begin DATA PROVIDED
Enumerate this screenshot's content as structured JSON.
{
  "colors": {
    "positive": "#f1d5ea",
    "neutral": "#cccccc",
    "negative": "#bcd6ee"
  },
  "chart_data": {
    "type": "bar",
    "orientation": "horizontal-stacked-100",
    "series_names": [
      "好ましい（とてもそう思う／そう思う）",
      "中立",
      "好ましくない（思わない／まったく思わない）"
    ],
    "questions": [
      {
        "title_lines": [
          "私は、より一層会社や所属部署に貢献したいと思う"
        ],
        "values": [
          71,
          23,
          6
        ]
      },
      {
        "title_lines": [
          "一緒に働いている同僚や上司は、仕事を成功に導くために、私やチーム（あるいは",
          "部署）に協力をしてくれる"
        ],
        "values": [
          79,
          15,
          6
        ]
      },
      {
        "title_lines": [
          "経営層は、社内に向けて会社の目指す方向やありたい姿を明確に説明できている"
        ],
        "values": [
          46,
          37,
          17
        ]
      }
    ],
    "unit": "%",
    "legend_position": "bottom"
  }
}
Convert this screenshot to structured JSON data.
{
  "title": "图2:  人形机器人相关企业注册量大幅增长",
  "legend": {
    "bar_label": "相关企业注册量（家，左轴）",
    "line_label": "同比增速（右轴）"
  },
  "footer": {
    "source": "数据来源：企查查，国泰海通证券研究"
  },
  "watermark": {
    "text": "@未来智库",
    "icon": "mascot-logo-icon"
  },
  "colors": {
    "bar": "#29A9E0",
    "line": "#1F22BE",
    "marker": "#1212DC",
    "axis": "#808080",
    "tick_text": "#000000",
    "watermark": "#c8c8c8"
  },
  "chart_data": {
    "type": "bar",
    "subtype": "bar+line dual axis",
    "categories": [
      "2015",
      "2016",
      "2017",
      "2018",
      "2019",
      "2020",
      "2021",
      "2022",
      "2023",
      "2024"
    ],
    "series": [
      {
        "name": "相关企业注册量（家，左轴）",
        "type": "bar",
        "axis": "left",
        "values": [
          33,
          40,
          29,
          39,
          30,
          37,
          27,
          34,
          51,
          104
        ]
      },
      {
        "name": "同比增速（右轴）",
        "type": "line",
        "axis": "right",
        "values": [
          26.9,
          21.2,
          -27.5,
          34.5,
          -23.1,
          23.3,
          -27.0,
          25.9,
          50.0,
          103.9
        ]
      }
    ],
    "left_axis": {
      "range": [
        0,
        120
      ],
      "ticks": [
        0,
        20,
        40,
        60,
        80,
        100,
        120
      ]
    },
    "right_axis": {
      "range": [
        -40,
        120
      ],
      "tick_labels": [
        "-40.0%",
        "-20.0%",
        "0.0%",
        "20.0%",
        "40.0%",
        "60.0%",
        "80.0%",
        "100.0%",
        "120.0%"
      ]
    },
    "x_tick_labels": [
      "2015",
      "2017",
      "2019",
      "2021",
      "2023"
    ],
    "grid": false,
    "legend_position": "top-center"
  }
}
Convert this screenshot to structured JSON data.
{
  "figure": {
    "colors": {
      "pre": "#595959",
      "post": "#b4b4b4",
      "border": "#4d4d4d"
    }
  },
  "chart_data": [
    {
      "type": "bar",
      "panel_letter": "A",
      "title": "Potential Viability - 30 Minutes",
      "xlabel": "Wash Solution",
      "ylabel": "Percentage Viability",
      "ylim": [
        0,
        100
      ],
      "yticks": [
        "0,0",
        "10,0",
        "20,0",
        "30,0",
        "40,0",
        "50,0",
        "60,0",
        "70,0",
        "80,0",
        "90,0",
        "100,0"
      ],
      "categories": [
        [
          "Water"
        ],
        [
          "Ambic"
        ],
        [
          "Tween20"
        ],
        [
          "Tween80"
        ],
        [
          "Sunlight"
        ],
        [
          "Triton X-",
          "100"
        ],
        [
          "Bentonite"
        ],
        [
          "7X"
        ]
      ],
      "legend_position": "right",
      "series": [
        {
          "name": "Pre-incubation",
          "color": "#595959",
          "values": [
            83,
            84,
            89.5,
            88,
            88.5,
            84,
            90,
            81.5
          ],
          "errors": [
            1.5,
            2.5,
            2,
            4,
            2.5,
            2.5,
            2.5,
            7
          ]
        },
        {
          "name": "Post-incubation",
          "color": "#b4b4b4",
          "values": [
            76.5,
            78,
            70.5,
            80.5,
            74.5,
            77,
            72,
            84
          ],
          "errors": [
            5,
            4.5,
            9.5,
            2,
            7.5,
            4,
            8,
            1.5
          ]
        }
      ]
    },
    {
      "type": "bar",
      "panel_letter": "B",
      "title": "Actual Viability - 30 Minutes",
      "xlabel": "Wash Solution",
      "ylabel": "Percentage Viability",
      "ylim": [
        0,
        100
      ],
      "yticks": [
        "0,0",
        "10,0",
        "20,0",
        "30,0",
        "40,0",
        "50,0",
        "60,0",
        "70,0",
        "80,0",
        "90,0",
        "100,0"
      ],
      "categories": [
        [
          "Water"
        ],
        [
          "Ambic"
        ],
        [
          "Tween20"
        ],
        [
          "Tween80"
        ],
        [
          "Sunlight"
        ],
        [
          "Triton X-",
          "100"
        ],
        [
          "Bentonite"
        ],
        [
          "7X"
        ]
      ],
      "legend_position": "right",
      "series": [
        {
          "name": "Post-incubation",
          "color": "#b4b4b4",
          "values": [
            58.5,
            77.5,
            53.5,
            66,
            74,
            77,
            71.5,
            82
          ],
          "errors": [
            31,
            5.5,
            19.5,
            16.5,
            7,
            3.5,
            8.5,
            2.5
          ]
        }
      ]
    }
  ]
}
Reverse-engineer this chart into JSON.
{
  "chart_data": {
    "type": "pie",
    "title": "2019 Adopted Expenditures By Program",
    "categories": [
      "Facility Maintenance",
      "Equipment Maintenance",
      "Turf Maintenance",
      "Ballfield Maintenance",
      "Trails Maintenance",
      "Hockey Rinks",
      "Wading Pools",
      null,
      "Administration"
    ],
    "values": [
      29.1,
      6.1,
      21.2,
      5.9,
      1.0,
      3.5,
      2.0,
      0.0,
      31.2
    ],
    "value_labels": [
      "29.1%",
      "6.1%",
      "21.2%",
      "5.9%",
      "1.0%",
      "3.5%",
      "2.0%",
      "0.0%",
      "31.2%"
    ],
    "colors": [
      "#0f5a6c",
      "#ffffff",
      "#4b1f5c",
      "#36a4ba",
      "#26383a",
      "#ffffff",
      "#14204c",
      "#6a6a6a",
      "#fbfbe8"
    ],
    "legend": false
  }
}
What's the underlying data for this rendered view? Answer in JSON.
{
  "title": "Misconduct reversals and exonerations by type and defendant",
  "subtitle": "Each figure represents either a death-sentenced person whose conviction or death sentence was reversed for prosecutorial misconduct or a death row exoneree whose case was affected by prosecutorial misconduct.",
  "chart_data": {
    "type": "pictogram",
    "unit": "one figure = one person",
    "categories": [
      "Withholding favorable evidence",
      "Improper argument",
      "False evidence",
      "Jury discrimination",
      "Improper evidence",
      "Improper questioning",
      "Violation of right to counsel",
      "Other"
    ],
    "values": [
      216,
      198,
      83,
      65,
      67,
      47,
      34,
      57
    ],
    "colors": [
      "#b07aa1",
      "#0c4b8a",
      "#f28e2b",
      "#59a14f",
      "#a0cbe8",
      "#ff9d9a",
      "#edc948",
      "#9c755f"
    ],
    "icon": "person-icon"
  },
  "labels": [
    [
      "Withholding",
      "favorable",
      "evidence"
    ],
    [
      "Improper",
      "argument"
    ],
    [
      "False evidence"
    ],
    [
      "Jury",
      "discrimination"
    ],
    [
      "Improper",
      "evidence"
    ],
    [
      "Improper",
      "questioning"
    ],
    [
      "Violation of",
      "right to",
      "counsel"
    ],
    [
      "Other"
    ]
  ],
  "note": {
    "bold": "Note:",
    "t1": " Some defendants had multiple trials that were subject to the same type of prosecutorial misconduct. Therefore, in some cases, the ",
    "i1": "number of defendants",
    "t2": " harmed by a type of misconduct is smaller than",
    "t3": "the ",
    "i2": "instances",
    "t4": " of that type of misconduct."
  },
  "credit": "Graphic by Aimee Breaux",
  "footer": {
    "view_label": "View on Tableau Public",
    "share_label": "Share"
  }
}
end DATA PROVIDED
* PROBLEM REQUIREMENTS:
Identify the lines above with the word "questioning". Copy them.

* IN RESPONSE:
      "Improper questioning",
      "questioning"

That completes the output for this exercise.